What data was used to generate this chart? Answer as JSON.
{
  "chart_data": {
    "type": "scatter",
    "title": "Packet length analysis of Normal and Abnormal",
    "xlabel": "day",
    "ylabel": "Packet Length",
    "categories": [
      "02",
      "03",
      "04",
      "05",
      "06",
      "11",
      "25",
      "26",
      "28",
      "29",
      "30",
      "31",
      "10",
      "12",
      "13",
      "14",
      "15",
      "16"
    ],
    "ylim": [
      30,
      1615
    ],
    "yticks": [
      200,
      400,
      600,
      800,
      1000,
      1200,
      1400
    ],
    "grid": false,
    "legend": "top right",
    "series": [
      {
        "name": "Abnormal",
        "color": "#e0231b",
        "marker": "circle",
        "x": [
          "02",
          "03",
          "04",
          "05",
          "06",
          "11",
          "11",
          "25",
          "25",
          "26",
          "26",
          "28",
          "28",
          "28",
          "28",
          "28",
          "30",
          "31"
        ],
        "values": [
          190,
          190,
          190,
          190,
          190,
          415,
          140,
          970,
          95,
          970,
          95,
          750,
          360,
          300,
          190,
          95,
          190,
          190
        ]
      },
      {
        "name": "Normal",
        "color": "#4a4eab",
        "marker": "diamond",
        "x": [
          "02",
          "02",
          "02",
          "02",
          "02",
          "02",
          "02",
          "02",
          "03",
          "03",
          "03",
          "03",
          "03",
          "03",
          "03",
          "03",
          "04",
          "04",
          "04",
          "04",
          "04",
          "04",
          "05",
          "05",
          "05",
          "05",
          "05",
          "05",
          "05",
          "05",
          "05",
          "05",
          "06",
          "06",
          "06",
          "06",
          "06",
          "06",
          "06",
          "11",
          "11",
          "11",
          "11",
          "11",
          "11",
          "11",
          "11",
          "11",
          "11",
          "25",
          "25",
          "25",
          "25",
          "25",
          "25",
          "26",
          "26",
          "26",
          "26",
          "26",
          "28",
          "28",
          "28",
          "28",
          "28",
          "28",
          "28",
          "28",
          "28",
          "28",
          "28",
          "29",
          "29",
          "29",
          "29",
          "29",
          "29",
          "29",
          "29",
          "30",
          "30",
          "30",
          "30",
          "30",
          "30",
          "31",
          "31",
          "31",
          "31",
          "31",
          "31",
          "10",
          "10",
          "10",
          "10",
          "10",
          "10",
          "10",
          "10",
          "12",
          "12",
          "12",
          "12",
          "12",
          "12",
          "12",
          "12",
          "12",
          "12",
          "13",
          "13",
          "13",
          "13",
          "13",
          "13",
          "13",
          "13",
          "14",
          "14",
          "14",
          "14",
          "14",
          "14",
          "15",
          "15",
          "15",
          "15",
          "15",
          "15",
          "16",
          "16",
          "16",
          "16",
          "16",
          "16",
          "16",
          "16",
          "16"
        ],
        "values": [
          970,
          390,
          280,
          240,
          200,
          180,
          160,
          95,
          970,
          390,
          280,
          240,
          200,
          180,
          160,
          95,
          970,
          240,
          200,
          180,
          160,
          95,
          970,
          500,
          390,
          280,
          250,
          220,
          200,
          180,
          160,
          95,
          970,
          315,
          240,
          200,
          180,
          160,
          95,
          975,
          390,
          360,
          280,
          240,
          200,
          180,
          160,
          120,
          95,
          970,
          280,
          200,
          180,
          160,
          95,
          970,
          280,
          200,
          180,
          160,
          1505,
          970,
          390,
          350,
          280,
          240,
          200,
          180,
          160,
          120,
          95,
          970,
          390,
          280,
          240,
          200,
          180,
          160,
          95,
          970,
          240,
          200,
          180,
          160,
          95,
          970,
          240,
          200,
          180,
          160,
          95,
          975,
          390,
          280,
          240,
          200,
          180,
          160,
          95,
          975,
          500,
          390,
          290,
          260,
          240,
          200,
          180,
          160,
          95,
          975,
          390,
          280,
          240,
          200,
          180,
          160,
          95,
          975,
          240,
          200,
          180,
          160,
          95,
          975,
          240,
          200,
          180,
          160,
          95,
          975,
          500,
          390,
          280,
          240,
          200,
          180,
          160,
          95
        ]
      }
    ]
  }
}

__________

* Instruction
Print the listing above in its entirety, with every line exact.

* Written response
What data was used to generate this chart? Answer as JSON.
{
  "chart_data": {
    "type": "scatter",
    "title": "Packet length analysis of Normal and Abnormal",
    "xlabel": "day",
    "ylabel": "Packet Length",
    "categories": [
      "02",
      "03",
      "04",
      "05",
      "06",
      "11",
      "25",
      "26",
      "28",
      "29",
      "30",
      "31",
      "10",
      "12",
      "13",
      "14",
      "15",
      "16"
    ],
    "ylim": [
      30,
      1615
    ],
    "yticks": [
      200,
      400,
      600,
      800,
      1000,
      1200,
      1400
    ],
    "grid": false,
    "legend": "top right",
    "series": [
      {
        "name": "Abnormal",
        "color": "#e0231b",
        "marker": "circle",
        "x": [
          "02",
          "03",
          "04",
          "05",
          "06",
          "11",
          "11",
          "25",
          "25",
          "26",
          "26",
          "28",
          "28",
          "28",
          "28",
          "28",
          "30",
          "31"
        ],
        "values": [
          190,
          190,
          190,
          190,
          190,
          415,
          140,
          970,
          95,
          970,
          95,
          750,
          360,
          300,
          190,
          95,
          190,
          190
        ]
      },
      {
        "name": "Normal",
        "color": "#4a4eab",
        "marker": "diamond",
        "x": [
          "02",
          "02",
          "02",
          "02",
          "02",
          "02",
          "02",
          "02",
          "03",
          "03",
          "03",
          "03",
          "03",
          "03",
          "03",
          "03",
          "04",
          "04",
          "04",
          "04",
          "04",
          "04",
          "05",
          "05",
          "05",
          "05",
          "05",
          "05",
          "05",
          "05",
          "05",
          "05",
          "06",
          "06",
          "06",
          "06",
          "06",
          "06",
          "06",
          "11",
          "11",
          "11",
          "11",
          "11",
          "11",
          "11",
          "11",
          "11",
          "11",
          "25",
          "25",
          "25",
          "25",
          "25",
          "25",
          "26",
          "26",
          "26",
          "26",
          "26",
          "28",
          "28",
          "28",
          "28",
          "28",
          "28",
          "28",
          "28",
          "28",
          "28",
          "28",
          "29",
          "29",
          "29",
          "29",
          "29",
          "29",
          "29",
          "29",
          "30",
          "30",
          "30",
          "30",
          "30",
          "30",
          "31",
          "31",
          "31",
          "31",
          "31",
          "31",
          "10",
          "10",
          "10",
          "10",
          "10",
          "10",
          "10",
          "10",
          "12",
          "12",
          "12",
          "12",
          "12",
          "12",
          "12",
          "12",
          "12",
          "12",
          "13",
          "13",
          "13",
          "13",
          "13",
          "13",
          "13",
          "13",
          "14",
          "14",
          "14",
          "14",
          "14",
          "14",
          "15",
          "15",
          "15",
          "15",
          "15",
          "15",
          "16",
          "16",
          "16",
          "16",
          "16",
          "16",
          "16",
          "16",
          "16"
        ],
        "values": [
          970,
          390,
          280,
          240,
          200,
          180,
          160,
          95,
          970,
          390,
          280,
          240,
          200,
          180,
          160,
          95,
          970,
          240,
          200,
          180,
          160,
          95,
          970,
          500,
          390,
          280,
          250,
          220,
          200,
          180,
          160,
          95,
          970,
          315,
          240,
          200,
          180,
          160,
          95,
          975,
          390,
          360,
          280,
          240,
          200,
          180,
          160,
          120,
          95,
          970,
          280,
          200,
          180,
          160,
          95,
          970,
          280,
          200,
          180,
          160,
          1505,
          970,
          390,
          350,
          280,
          240,
          200,
          180,
          160,
          120,
          95,
          970,
          390,
          280,
          240,
          200,
          180,
          160,
          95,
          970,
          240,
          200,
          180,
          160,
          95,
          970,
          240,
          200,
          180,
          160,
          95,
          975,
          390,
          280,
          240,
          200,
          180,
          160,
          95,
          975,
          500,
          390,
          290,
          260,
          240,
          200,
          180,
          160,
          95,
          975,
          390,
          280,
          240,
          200,
          180,
          160,
          95,
          975,
          240,
          200,
          180,
          160,
          95,
          975,
          240,
          200,
          180,
          160,
          95,
          975,
          500,
          390,
          280,
          240,
          200,
          180,
          160,
          95
        ]
      }
    ]
  }
}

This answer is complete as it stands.